**Instruction**
Transcribe each entry below exactly. Pictures do not go in the copy.

**Data for the task**
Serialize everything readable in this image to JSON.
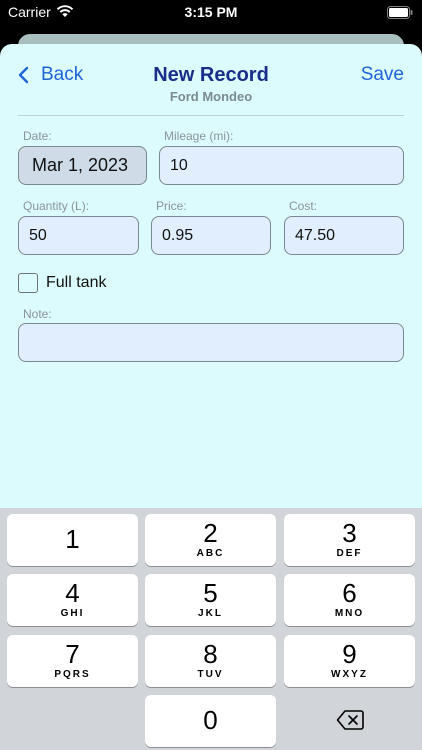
{
  "status_bar": {
    "carrier": "Carrier",
    "time": "3:15 PM"
  },
  "nav": {
    "back_label": "Back",
    "title": "New Record",
    "subtitle": "Ford Mondeo",
    "save_label": "Save"
  },
  "form": {
    "date": {
      "label": "Date:",
      "value": "Mar 1, 2023"
    },
    "mileage": {
      "label": "Mileage (mi):",
      "value": "10"
    },
    "quantity": {
      "label": "Quantity (L):",
      "value": "50"
    },
    "price": {
      "label": "Price:",
      "value": "0.95"
    },
    "cost": {
      "label": "Cost:",
      "value": "47.50"
    },
    "full_tank": {
      "label": "Full tank",
      "checked": false
    },
    "note": {
      "label": "Note:",
      "value": ""
    }
  },
  "keyboard": {
    "keys": [
      {
        "digit": "1",
        "letters": ""
      },
      {
        "digit": "2",
        "letters": "ABC"
      },
      {
        "digit": "3",
        "letters": "DEF"
      },
      {
        "digit": "4",
        "letters": "GHI"
      },
      {
        "digit": "5",
        "letters": "JKL"
      },
      {
        "digit": "6",
        "letters": "MNO"
      },
      {
        "digit": "7",
        "letters": "PQRS"
      },
      {
        "digit": "8",
        "letters": "TUV"
      },
      {
        "digit": "9",
        "letters": "WXYZ"
      },
      {
        "digit": "0",
        "letters": ""
      }
    ],
    "delete_icon": "delete-backspace-icon"
  },
  "colors": {
    "accent": "#1e66d6",
    "title": "#1a2d8a",
    "sheet_background": "#dcfbfd",
    "field_background": "#e0eefe"
  }
}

**Solution to this exercise**
Serialize everything readable in this image to JSON.
{
  "status_bar": {
    "carrier": "Carrier",
    "time": "3:15 PM"
  },
  "nav": {
    "back_label": "Back",
    "title": "New Record",
    "subtitle": "Ford Mondeo",
    "save_label": "Save"
  },
  "form": {
    "date": {
      "label": "Date:",
      "value": "Mar 1, 2023"
    },
    "mileage": {
      "label": "Mileage (mi):",
      "value": "10"
    },
    "quantity": {
      "label": "Quantity (L):",
      "value": "50"
    },
    "price": {
      "label": "Price:",
      "value": "0.95"
    },
    "cost": {
      "label": "Cost:",
      "value": "47.50"
    },
    "full_tank": {
      "label": "Full tank",
      "checked": false
    },
    "note": {
      "label": "Note:",
      "value": ""
    }
  },
  "keyboard": {
    "keys": [
      {
        "digit": "1",
        "letters": ""
      },
      {
        "digit": "2",
        "letters": "ABC"
      },
      {
        "digit": "3",
        "letters": "DEF"
      },
      {
        "digit": "4",
        "letters": "GHI"
      },
      {
        "digit": "5",
        "letters": "JKL"
      },
      {
        "digit": "6",
        "letters": "MNO"
      },
      {
        "digit": "7",
        "letters": "PQRS"
      },
      {
        "digit": "8",
        "letters": "TUV"
      },
      {
        "digit": "9",
        "letters": "WXYZ"
      },
      {
        "digit": "0",
        "letters": ""
      }
    ],
    "delete_icon": "delete-backspace-icon"
  },
  "colors": {
    "accent": "#1e66d6",
    "title": "#1a2d8a",
    "sheet_background": "#dcfbfd",
    "field_background": "#e0eefe"
  }
}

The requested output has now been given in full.